● Exercise requirements
Give only the number of lines below that contain the word "triangle".

[Records excerpted from a collection]
──────────
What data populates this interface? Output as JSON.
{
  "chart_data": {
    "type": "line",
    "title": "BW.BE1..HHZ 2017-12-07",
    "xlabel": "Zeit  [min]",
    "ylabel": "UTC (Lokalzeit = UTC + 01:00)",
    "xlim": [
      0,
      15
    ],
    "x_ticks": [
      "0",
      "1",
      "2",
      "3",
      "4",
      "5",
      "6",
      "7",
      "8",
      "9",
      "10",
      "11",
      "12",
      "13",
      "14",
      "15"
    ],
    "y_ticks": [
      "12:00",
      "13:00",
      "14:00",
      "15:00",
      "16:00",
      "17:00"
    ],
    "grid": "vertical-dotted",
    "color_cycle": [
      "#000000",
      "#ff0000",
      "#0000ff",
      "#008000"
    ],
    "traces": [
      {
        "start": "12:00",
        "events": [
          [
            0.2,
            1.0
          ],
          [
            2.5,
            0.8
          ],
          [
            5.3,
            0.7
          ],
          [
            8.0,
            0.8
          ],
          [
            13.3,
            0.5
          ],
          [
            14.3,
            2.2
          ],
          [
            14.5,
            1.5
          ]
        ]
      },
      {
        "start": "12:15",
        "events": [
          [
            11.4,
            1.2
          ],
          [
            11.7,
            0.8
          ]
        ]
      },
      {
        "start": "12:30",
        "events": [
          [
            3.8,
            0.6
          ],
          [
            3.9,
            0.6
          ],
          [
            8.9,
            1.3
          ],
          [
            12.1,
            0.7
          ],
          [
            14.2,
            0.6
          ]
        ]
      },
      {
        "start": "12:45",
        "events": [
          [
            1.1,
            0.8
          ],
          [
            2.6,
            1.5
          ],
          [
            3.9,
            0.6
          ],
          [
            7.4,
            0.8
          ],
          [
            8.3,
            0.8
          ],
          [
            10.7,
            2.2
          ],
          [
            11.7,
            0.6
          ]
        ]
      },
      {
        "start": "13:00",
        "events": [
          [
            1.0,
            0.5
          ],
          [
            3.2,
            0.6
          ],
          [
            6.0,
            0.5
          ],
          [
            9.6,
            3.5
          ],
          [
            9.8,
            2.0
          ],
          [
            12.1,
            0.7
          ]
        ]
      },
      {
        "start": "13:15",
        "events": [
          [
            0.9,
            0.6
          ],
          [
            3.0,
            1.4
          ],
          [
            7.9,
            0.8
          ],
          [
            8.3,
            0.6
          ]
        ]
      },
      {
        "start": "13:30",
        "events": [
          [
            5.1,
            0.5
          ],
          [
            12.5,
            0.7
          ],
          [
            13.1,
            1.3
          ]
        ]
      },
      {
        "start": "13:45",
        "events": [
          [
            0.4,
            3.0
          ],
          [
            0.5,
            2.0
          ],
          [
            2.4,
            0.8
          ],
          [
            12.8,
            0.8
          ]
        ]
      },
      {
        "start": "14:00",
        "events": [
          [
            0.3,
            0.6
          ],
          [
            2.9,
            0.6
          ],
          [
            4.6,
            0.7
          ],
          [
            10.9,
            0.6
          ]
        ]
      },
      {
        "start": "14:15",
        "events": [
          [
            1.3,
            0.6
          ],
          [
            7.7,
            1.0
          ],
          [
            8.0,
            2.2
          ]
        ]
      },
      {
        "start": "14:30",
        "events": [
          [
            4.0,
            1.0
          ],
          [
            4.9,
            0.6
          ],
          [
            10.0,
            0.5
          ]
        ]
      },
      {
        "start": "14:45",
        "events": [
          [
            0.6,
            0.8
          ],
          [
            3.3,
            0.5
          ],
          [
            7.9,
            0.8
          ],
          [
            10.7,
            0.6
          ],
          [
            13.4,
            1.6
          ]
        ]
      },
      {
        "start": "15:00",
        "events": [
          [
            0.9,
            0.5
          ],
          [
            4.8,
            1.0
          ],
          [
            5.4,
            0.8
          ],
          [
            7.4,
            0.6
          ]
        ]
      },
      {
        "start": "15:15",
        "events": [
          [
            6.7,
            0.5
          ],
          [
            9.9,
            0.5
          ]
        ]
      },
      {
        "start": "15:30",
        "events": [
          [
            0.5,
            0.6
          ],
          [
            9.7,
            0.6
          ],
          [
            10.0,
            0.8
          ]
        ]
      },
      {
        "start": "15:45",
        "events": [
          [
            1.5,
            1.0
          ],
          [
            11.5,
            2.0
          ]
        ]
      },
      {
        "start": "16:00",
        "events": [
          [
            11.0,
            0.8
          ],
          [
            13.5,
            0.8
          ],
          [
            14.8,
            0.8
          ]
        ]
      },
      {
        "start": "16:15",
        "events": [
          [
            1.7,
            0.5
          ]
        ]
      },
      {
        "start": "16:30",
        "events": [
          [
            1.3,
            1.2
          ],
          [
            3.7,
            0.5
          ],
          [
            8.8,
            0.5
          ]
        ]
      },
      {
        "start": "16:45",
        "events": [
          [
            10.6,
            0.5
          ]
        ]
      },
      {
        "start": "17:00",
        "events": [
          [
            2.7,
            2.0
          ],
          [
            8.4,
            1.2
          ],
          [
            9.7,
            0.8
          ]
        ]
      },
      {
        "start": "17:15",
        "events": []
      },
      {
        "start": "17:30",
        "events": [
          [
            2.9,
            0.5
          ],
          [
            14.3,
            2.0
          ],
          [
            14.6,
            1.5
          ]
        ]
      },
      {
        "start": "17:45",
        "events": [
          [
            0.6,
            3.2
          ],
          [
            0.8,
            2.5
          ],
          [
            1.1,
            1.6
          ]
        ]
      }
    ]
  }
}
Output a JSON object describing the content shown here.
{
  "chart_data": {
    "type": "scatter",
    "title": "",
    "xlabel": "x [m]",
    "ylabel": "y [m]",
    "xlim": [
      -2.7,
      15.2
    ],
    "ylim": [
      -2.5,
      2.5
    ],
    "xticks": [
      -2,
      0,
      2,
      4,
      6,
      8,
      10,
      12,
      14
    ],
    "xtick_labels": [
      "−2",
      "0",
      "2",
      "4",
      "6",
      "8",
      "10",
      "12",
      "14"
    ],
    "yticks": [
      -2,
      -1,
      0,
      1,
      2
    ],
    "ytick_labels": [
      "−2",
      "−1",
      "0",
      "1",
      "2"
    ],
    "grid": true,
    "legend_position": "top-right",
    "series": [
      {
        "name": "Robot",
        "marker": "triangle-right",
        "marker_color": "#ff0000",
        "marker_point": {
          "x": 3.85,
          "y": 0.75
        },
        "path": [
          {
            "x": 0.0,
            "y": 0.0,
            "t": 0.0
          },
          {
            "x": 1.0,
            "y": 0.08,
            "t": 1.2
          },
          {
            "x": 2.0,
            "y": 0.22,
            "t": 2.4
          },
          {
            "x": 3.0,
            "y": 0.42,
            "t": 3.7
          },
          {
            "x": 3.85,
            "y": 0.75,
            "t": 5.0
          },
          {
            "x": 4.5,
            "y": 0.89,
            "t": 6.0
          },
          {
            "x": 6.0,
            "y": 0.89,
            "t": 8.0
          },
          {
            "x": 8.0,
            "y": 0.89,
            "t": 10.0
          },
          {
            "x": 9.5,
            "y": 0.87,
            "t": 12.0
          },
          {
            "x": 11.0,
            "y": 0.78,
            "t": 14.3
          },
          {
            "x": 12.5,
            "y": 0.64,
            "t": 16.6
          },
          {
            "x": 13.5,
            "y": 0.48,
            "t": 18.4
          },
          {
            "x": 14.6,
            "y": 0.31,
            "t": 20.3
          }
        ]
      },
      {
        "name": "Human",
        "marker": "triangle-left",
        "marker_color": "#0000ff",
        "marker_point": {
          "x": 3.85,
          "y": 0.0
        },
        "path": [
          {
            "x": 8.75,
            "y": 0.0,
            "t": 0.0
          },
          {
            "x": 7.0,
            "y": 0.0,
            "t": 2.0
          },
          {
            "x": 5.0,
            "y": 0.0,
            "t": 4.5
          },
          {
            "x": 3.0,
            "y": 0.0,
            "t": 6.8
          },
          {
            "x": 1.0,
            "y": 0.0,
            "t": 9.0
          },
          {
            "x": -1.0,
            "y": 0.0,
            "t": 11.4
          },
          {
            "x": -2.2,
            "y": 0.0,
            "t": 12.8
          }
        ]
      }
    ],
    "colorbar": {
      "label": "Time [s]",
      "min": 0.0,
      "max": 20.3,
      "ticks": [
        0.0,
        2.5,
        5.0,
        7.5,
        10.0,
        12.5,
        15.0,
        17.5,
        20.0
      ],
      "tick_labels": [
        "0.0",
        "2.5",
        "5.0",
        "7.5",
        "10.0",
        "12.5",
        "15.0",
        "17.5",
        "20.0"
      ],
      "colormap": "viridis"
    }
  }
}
──────────
● Response below
2